*The request*
Copy each of the following rows word for word and in the same order, changing nothing.

>> Start

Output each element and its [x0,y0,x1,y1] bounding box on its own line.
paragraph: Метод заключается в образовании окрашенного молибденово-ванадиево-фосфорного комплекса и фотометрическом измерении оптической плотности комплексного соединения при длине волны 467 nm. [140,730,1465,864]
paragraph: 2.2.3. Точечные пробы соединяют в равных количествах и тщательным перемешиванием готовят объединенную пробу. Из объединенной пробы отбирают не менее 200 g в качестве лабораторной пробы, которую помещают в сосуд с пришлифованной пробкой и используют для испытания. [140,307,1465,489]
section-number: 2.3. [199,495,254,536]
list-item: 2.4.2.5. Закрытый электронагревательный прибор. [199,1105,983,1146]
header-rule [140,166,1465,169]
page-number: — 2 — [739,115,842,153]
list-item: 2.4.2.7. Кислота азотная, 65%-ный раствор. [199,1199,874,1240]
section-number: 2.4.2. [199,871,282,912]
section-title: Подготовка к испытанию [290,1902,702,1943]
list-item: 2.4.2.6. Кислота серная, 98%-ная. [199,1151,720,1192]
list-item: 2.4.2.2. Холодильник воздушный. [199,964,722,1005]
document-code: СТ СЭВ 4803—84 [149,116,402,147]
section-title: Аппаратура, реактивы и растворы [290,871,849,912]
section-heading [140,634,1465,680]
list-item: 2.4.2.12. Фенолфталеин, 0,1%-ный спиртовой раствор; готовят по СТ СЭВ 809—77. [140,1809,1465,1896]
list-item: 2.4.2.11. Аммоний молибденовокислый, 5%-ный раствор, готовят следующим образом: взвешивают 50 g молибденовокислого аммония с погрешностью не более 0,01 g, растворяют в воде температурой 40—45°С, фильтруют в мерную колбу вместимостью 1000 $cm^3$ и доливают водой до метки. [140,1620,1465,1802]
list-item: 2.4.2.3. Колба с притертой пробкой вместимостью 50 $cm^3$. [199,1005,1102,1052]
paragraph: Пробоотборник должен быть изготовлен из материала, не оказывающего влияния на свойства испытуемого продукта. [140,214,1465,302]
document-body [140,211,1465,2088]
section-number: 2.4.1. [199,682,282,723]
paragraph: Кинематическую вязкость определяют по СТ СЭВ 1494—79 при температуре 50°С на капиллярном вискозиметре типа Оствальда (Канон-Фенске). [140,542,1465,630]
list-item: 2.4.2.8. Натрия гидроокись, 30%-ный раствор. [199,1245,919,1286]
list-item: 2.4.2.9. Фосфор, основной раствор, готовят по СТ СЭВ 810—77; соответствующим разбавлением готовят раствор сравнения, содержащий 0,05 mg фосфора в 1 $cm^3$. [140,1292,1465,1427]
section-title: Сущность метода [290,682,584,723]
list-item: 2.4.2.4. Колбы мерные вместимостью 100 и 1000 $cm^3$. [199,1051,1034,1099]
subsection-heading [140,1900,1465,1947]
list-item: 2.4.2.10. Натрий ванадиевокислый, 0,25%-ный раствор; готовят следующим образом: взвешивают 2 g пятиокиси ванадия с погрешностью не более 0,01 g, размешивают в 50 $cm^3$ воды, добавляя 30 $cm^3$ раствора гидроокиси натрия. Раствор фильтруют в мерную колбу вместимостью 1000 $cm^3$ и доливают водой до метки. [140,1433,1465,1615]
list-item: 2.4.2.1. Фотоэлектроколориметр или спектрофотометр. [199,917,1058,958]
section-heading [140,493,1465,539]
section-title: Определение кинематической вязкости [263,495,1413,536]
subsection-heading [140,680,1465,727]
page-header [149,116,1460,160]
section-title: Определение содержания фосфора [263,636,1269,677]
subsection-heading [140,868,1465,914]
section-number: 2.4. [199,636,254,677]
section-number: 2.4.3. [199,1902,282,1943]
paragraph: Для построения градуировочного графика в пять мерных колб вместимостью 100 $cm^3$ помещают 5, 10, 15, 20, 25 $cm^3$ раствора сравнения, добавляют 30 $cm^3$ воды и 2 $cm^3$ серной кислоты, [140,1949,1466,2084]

>> End

*Written solution*
Output each element and its [x0,y0,x1,y1] bounding box on its own line.
paragraph: Метод заключается в образовании окрашенного молибденово-ванадиево-фосфорного комплекса и фотометрическом измерении оптической плотности комплексного соединения при длине волны 467 nm. [140,730,1465,864]
paragraph: 2.2.3. Точечные пробы соединяют в равных количествах и тщательным перемешиванием готовят объединенную пробу. Из объединенной пробы отбирают не менее 200 g в качестве лабораторной пробы, которую помещают в сосуд с пришлифованной пробкой и используют для испытания. [140,307,1465,489]
section-number: 2.3. [199,495,254,536]
list-item: 2.4.2.5. Закрытый электронагревательный прибор. [199,1105,983,1146]
header-rule [140,166,1465,169]
page-number: — 2 — [739,115,842,153]
list-item: 2.4.2.7. Кислота азотная, 65%-ный раствор. [199,1199,874,1240]
section-number: 2.4.2. [199,871,282,912]
section-title: Подготовка к испытанию [290,1902,702,1943]
list-item: 2.4.2.6. Кислота серная, 98%-ная. [199,1151,720,1192]
list-item: 2.4.2.2. Холодильник воздушный. [199,964,722,1005]
document-code: СТ СЭВ 4803—84 [149,116,402,147]
section-title: Аппаратура, реактивы и растворы [290,871,849,912]
section-heading [140,634,1465,680]
list-item: 2.4.2.12. Фенолфталеин, 0,1%-ный спиртовой раствор; готовят по СТ СЭВ 809—77. [140,1809,1465,1896]
list-item: 2.4.2.11. Аммоний молибденовокислый, 5%-ный раствор, готовят следующим образом: взвешивают 50 g молибденовокислого аммония с погрешностью не более 0,01 g, растворяют в воде температурой 40—45°С, фильтруют в мерную колбу вместимостью 1000 $cm^3$ и доливают водой до метки. [140,1620,1465,1802]
list-item: 2.4.2.3. Колба с притертой пробкой вместимостью 50 $cm^3$. [199,1005,1102,1052]
paragraph: Пробоотборник должен быть изготовлен из материала, не оказывающего влияния на свойства испытуемого продукта. [140,214,1465,302]
document-body [140,211,1465,2088]
section-number: 2.4.1. [199,682,282,723]
paragraph: Кинематическую вязкость определяют по СТ СЭВ 1494—79 при температуре 50°С на капиллярном вискозиметре типа Оствальда (Канон-Фенске). [140,542,1465,630]
list-item: 2.4.2.8. Натрия гидроокись, 30%-ный раствор. [199,1245,919,1286]
list-item: 2.4.2.9. Фосфор, основной раствор, готовят по СТ СЭВ 810—77; соответствующим разбавлением готовят раствор сравнения, содержащий 0,05 mg фосфора в 1 $cm^3$. [140,1292,1465,1427]
section-title: Сущность метода [290,682,584,723]
list-item: 2.4.2.4. Колбы мерные вместимостью 100 и 1000 $cm^3$. [199,1051,1034,1099]
subsection-heading [140,1900,1465,1947]
list-item: 2.4.2.10. Натрий ванадиевокислый, 0,25%-ный раствор; готовят следующим образом: взвешивают 2 g пятиокиси ванадия с погрешностью не более 0,01 g, размешивают в 50 $cm^3$ воды, добавляя 30 $cm^3$ раствора гидроокиси натрия. Раствор фильтруют в мерную колбу вместимостью 1000 $cm^3$ и доливают водой до метки. [140,1433,1465,1615]
list-item: 2.4.2.1. Фотоэлектроколориметр или спектрофотометр. [199,917,1058,958]
section-heading [140,493,1465,539]
section-title: Определение кинематической вязкости [263,495,1413,536]
subsection-heading [140,680,1465,727]
page-header [149,116,1460,160]
section-title: Определение содержания фосфора [263,636,1269,677]
subsection-heading [140,868,1465,914]
section-number: 2.4. [199,636,254,677]
section-number: 2.4.3. [199,1902,282,1943]
paragraph: Для построения градуировочного графика в пять мерных колб вместимостью 100 $cm^3$ помещают 5, 10, 15, 20, 25 $cm^3$ раствора сравнения, добавляют 30 $cm^3$ воды и 2 $cm^3$ серной кислоты, [140,1949,1466,2084]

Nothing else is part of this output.